Copy each line of the records that contains the word "Employment".
** BEGIN ITEMS **
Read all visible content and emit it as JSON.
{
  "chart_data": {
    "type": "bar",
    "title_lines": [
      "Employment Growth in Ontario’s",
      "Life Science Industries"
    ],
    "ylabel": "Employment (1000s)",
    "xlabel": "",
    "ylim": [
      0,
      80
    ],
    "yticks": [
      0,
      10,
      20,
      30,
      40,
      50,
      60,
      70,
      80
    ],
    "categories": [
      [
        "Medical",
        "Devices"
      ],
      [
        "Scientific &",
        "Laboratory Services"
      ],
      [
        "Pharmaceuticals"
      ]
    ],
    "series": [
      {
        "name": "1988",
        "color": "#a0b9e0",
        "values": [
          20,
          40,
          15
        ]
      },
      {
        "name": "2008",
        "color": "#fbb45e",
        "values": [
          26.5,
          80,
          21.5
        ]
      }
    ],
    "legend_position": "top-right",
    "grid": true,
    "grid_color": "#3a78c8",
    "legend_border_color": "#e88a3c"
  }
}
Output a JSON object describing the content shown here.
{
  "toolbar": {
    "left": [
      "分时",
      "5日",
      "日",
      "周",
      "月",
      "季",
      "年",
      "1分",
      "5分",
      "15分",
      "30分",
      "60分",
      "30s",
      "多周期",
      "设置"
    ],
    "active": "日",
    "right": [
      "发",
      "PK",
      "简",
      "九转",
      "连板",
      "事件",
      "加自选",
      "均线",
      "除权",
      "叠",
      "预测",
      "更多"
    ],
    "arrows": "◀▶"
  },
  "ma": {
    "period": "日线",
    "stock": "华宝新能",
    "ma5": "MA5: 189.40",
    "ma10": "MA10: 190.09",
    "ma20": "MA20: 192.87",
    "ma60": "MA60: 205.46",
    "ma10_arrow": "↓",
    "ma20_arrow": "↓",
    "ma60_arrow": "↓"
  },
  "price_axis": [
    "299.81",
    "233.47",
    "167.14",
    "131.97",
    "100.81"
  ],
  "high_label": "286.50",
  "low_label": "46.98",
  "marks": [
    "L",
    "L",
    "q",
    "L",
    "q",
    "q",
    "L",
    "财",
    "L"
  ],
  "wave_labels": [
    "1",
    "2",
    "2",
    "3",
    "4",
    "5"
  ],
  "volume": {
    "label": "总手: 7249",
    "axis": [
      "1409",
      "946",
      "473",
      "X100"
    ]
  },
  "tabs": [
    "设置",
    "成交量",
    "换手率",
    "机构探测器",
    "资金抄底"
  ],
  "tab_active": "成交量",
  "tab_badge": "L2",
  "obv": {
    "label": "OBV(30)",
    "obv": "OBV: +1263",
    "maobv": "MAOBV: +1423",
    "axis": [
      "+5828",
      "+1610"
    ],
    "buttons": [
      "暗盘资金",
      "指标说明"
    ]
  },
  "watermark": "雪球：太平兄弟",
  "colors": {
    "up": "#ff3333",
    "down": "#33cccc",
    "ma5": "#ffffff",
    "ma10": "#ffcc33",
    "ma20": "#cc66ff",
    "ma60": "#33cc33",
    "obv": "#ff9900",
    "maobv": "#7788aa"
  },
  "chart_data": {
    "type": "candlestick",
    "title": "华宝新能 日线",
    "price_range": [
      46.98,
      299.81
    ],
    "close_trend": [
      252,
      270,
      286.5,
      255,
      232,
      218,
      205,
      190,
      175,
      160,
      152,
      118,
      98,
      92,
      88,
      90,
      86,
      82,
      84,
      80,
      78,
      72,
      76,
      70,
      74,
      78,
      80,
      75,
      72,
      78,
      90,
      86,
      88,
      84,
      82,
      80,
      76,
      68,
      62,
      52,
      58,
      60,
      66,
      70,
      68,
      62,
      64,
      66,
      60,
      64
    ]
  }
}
** END ITEMS **
RESPONSE TO THIS TASK –
      "Employment Growth in Ontario’s",
    "ylabel": "Employment (1000s)",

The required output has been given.